» **RECORDED DATA**:
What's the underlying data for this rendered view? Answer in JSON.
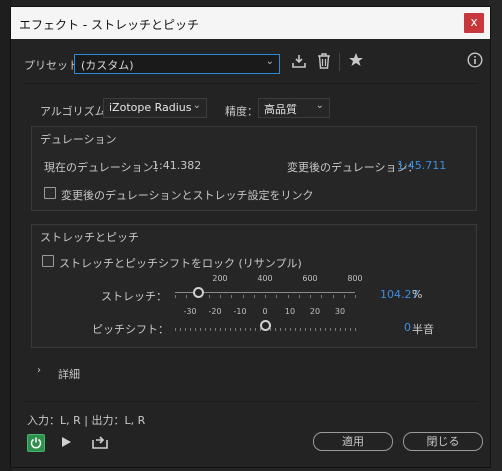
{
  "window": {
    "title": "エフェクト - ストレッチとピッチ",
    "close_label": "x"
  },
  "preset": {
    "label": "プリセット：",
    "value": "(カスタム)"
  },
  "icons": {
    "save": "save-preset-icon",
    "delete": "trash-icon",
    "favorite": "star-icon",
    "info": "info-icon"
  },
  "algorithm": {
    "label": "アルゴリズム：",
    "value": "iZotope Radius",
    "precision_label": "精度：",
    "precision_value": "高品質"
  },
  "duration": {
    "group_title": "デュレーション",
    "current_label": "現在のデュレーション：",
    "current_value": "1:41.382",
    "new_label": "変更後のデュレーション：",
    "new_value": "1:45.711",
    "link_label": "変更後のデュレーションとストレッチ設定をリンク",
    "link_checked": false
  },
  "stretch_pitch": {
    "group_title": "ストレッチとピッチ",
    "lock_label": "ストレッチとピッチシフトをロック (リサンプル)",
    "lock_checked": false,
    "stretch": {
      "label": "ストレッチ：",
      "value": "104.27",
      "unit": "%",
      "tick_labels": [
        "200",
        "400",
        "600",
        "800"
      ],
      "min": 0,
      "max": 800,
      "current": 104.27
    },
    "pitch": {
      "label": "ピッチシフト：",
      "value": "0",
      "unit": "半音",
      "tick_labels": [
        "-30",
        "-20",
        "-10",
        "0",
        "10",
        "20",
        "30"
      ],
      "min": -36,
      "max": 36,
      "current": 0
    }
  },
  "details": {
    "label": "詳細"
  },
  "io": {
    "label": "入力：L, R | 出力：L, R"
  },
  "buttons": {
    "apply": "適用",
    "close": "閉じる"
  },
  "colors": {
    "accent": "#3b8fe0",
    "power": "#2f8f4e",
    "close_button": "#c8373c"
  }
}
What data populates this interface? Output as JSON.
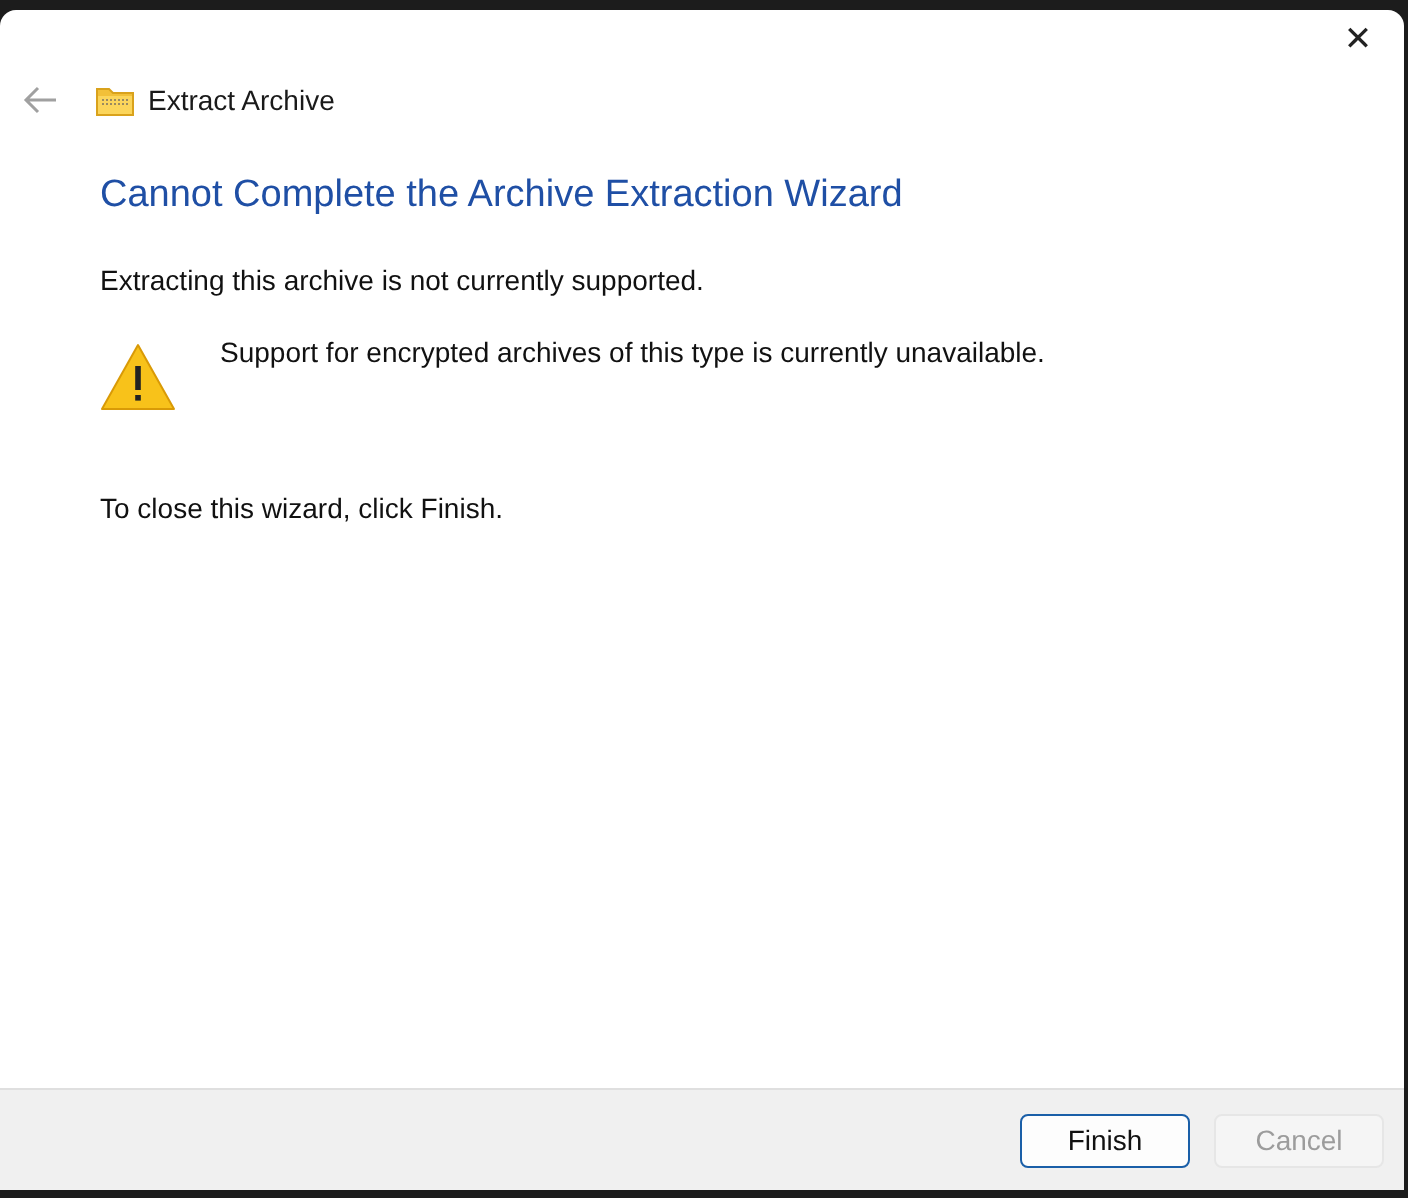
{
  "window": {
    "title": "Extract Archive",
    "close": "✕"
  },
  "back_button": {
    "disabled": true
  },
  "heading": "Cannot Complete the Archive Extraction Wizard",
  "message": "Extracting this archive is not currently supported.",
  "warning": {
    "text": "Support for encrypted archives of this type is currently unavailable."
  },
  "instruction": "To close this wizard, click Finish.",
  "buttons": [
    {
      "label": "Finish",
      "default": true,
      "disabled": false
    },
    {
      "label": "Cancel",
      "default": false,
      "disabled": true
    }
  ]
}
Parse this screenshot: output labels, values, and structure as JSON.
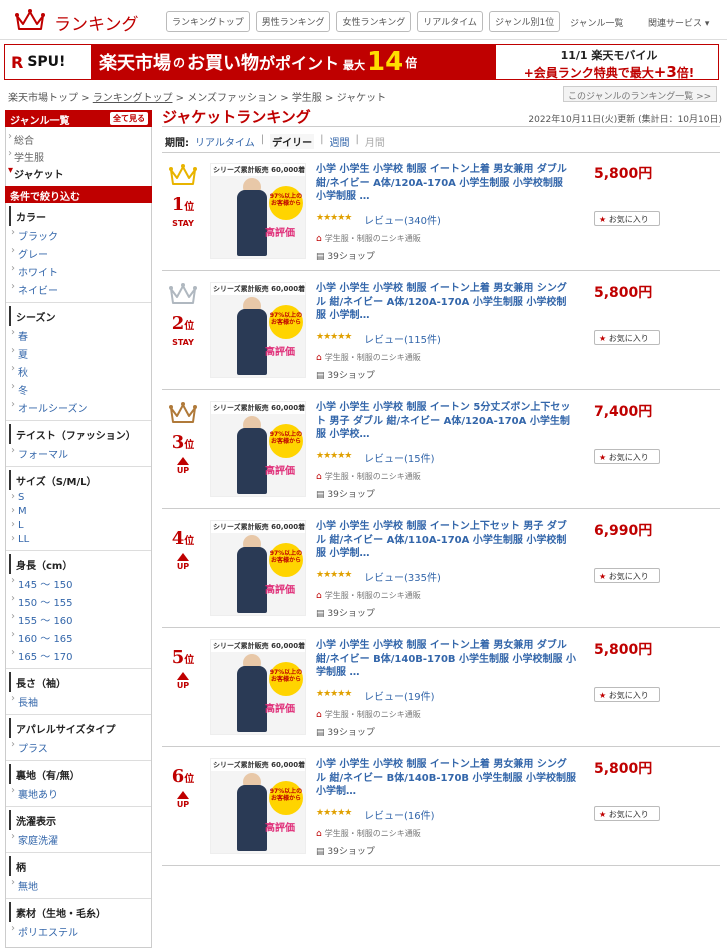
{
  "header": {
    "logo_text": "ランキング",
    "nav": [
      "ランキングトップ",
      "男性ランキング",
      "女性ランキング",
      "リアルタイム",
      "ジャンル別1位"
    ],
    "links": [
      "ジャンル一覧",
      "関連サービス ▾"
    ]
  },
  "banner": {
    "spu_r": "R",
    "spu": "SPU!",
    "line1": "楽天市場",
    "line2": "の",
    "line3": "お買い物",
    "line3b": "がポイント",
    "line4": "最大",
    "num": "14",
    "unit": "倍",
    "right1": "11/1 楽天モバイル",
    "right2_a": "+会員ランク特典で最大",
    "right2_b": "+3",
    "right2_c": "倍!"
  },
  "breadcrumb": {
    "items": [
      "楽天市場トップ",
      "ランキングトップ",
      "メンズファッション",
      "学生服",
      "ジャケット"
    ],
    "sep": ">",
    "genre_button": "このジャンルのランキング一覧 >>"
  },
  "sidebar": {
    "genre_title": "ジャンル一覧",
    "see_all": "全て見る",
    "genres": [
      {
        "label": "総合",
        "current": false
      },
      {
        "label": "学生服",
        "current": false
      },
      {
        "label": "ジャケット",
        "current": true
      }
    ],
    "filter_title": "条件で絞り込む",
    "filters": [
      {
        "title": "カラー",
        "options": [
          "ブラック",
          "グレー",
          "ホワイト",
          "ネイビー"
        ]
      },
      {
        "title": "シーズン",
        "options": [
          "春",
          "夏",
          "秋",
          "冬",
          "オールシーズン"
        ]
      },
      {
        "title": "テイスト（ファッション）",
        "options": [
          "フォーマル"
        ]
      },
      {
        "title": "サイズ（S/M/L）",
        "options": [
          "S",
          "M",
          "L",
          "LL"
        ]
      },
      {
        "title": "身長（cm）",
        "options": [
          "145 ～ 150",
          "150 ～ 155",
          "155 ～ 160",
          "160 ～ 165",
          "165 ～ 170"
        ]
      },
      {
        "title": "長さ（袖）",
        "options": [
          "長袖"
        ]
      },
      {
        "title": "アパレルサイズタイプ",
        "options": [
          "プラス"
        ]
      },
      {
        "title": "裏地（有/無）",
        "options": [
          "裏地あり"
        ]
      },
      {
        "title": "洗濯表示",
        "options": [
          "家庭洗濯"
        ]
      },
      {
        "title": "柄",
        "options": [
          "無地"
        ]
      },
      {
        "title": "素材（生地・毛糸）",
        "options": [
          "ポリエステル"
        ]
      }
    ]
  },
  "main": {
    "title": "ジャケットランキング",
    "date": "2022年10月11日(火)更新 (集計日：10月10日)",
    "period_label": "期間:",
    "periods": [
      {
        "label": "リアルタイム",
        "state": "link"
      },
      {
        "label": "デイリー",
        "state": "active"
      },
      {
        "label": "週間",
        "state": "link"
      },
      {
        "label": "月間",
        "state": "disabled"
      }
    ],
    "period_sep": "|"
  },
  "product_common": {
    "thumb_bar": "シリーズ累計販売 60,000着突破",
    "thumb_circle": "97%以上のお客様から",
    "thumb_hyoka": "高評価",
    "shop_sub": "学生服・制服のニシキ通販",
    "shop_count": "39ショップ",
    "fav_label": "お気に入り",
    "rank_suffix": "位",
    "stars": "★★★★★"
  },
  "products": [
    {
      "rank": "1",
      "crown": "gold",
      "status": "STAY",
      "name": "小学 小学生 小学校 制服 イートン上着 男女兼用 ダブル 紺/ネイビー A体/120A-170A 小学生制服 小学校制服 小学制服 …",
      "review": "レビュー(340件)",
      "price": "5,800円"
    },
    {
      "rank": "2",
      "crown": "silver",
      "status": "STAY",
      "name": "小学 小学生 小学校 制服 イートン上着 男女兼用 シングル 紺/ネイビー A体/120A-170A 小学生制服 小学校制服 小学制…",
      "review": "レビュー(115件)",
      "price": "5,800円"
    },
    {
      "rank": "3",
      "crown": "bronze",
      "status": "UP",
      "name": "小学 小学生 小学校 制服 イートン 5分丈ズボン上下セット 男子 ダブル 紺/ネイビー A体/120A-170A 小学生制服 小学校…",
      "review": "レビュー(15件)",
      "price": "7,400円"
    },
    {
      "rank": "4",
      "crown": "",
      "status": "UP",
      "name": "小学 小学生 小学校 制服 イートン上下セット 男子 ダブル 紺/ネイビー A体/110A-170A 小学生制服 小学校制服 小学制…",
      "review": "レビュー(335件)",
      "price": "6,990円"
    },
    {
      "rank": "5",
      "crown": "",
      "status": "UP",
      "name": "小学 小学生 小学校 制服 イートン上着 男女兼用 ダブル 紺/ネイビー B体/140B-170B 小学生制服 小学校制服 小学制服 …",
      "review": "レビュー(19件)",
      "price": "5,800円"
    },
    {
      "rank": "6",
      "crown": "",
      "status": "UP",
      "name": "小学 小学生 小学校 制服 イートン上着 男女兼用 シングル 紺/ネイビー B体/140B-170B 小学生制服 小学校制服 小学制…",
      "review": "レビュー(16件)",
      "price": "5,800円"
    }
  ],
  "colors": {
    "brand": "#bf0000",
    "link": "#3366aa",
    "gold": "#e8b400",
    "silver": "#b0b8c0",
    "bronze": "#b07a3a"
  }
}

» **WHAT NEEDS TO BE DONE**: Copy out all the data without changing anything, and drop the pictures.

» **ANSWER IN FULL**:
What's the underlying data for this rendered view? Answer in JSON.
{
  "window": {
    "title": "エフェクト - ストレッチとピッチ",
    "close_label": "x"
  },
  "preset": {
    "label": "プリセット：",
    "value": "(カスタム)"
  },
  "icons": {
    "save": "save-preset-icon",
    "delete": "trash-icon",
    "favorite": "star-icon",
    "info": "info-icon"
  },
  "algorithm": {
    "label": "アルゴリズム：",
    "value": "iZotope Radius",
    "precision_label": "精度：",
    "precision_value": "高品質"
  },
  "duration": {
    "group_title": "デュレーション",
    "current_label": "現在のデュレーション：",
    "current_value": "1:41.382",
    "new_label": "変更後のデュレーション：",
    "new_value": "1:45.711",
    "link_label": "変更後のデュレーションとストレッチ設定をリンク",
    "link_checked": false
  },
  "stretch_pitch": {
    "group_title": "ストレッチとピッチ",
    "lock_label": "ストレッチとピッチシフトをロック (リサンプル)",
    "lock_checked": false,
    "stretch": {
      "label": "ストレッチ：",
      "value": "104.27",
      "unit": "%",
      "tick_labels": [
        "200",
        "400",
        "600",
        "800"
      ],
      "min": 0,
      "max": 800,
      "current": 104.27
    },
    "pitch": {
      "label": "ピッチシフト：",
      "value": "0",
      "unit": "半音",
      "tick_labels": [
        "-30",
        "-20",
        "-10",
        "0",
        "10",
        "20",
        "30"
      ],
      "min": -36,
      "max": 36,
      "current": 0
    }
  },
  "details": {
    "label": "詳細"
  },
  "io": {
    "label": "入力：L, R | 出力：L, R"
  },
  "buttons": {
    "apply": "適用",
    "close": "閉じる"
  },
  "colors": {
    "accent": "#3b8fe0",
    "power": "#2f8f4e",
    "close_button": "#c8373c"
  }
}
What data populates this interface? Output as JSON.
{
  "window": {
    "title": "Extract Archive",
    "close": "✕"
  },
  "back_button": {
    "disabled": true
  },
  "heading": "Cannot Complete the Archive Extraction Wizard",
  "message": "Extracting this archive is not currently supported.",
  "warning": {
    "text": "Support for encrypted archives of this type is currently unavailable."
  },
  "instruction": "To close this wizard, click Finish.",
  "buttons": [
    {
      "label": "Finish",
      "default": true,
      "disabled": false
    },
    {
      "label": "Cancel",
      "default": false,
      "disabled": true
    }
  ]
}
Parse this screenshot: output labels, values, and structure as JSON.
{
  "header": {
    "logo_text": "ランキング",
    "nav": [
      "ランキングトップ",
      "男性ランキング",
      "女性ランキング",
      "リアルタイム",
      "ジャンル別1位"
    ],
    "links": [
      "ジャンル一覧",
      "関連サービス ▾"
    ]
  },
  "banner": {
    "spu_r": "R",
    "spu": "SPU!",
    "line1": "楽天市場",
    "line2": "の",
    "line3": "お買い物",
    "line3b": "がポイント",
    "line4": "最大",
    "num": "14",
    "unit": "倍",
    "right1": "11/1 楽天モバイル",
    "right2_a": "+会員ランク特典で最大",
    "right2_b": "+3",
    "right2_c": "倍!"
  },
  "breadcrumb": {
    "items": [
      "楽天市場トップ",
      "ランキングトップ",
      "メンズファッション",
      "学生服",
      "ジャケット"
    ],
    "sep": ">",
    "genre_button": "このジャンルのランキング一覧 >>"
  },
  "sidebar": {
    "genre_title": "ジャンル一覧",
    "see_all": "全て見る",
    "genres": [
      {
        "label": "総合",
        "current": false
      },
      {
        "label": "学生服",
        "current": false
      },
      {
        "label": "ジャケット",
        "current": true
      }
    ],
    "filter_title": "条件で絞り込む",
    "filters": [
      {
        "title": "カラー",
        "options": [
          "ブラック",
          "グレー",
          "ホワイト",
          "ネイビー"
        ]
      },
      {
        "title": "シーズン",
        "options": [
          "春",
          "夏",
          "秋",
          "冬",
          "オールシーズン"
        ]
      },
      {
        "title": "テイスト（ファッション）",
        "options": [
          "フォーマル"
        ]
      },
      {
        "title": "サイズ（S/M/L）",
        "options": [
          "S",
          "M",
          "L",
          "LL"
        ]
      },
      {
        "title": "身長（cm）",
        "options": [
          "145 ～ 150",
          "150 ～ 155",
          "155 ～ 160",
          "160 ～ 165",
          "165 ～ 170"
        ]
      },
      {
        "title": "長さ（袖）",
        "options": [
          "長袖"
        ]
      },
      {
        "title": "アパレルサイズタイプ",
        "options": [
          "プラス"
        ]
      },
      {
        "title": "裏地（有/無）",
        "options": [
          "裏地あり"
        ]
      },
      {
        "title": "洗濯表示",
        "options": [
          "家庭洗濯"
        ]
      },
      {
        "title": "柄",
        "options": [
          "無地"
        ]
      },
      {
        "title": "素材（生地・毛糸）",
        "options": [
          "ポリエステル"
        ]
      }
    ]
  },
  "main": {
    "title": "ジャケットランキング",
    "date": "2022年10月11日(火)更新 (集計日：10月10日)",
    "period_label": "期間:",
    "periods": [
      {
        "label": "リアルタイム",
        "state": "link"
      },
      {
        "label": "デイリー",
        "state": "active"
      },
      {
        "label": "週間",
        "state": "link"
      },
      {
        "label": "月間",
        "state": "disabled"
      }
    ],
    "period_sep": "|"
  },
  "product_common": {
    "thumb_bar": "シリーズ累計販売 60,000着突破",
    "thumb_circle": "97%以上のお客様から",
    "thumb_hyoka": "高評価",
    "shop_sub": "学生服・制服のニシキ通販",
    "shop_count": "39ショップ",
    "fav_label": "お気に入り",
    "rank_suffix": "位",
    "stars": "★★★★★"
  },
  "products": [
    {
      "rank": "1",
      "crown": "gold",
      "status": "STAY",
      "name": "小学 小学生 小学校 制服 イートン上着 男女兼用 ダブル 紺/ネイビー A体/120A-170A 小学生制服 小学校制服 小学制服 …",
      "review": "レビュー(340件)",
      "price": "5,800円"
    },
    {
      "rank": "2",
      "crown": "silver",
      "status": "STAY",
      "name": "小学 小学生 小学校 制服 イートン上着 男女兼用 シングル 紺/ネイビー A体/120A-170A 小学生制服 小学校制服 小学制…",
      "review": "レビュー(115件)",
      "price": "5,800円"
    },
    {
      "rank": "3",
      "crown": "bronze",
      "status": "UP",
      "name": "小学 小学生 小学校 制服 イートン 5分丈ズボン上下セット 男子 ダブル 紺/ネイビー A体/120A-170A 小学生制服 小学校…",
      "review": "レビュー(15件)",
      "price": "7,400円"
    },
    {
      "rank": "4",
      "crown": "",
      "status": "UP",
      "name": "小学 小学生 小学校 制服 イートン上下セット 男子 ダブル 紺/ネイビー A体/110A-170A 小学生制服 小学校制服 小学制…",
      "review": "レビュー(335件)",
      "price": "6,990円"
    },
    {
      "rank": "5",
      "crown": "",
      "status": "UP",
      "name": "小学 小学生 小学校 制服 イートン上着 男女兼用 ダブル 紺/ネイビー B体/140B-170B 小学生制服 小学校制服 小学制服 …",
      "review": "レビュー(19件)",
      "price": "5,800円"
    },
    {
      "rank": "6",
      "crown": "",
      "status": "UP",
      "name": "小学 小学生 小学校 制服 イートン上着 男女兼用 シングル 紺/ネイビー B体/140B-170B 小学生制服 小学校制服 小学制…",
      "review": "レビュー(16件)",
      "price": "5,800円"
    }
  ],
  "colors": {
    "brand": "#bf0000",
    "link": "#3366aa",
    "gold": "#e8b400",
    "silver": "#b0b8c0",
    "bronze": "#b07a3a"
  }
}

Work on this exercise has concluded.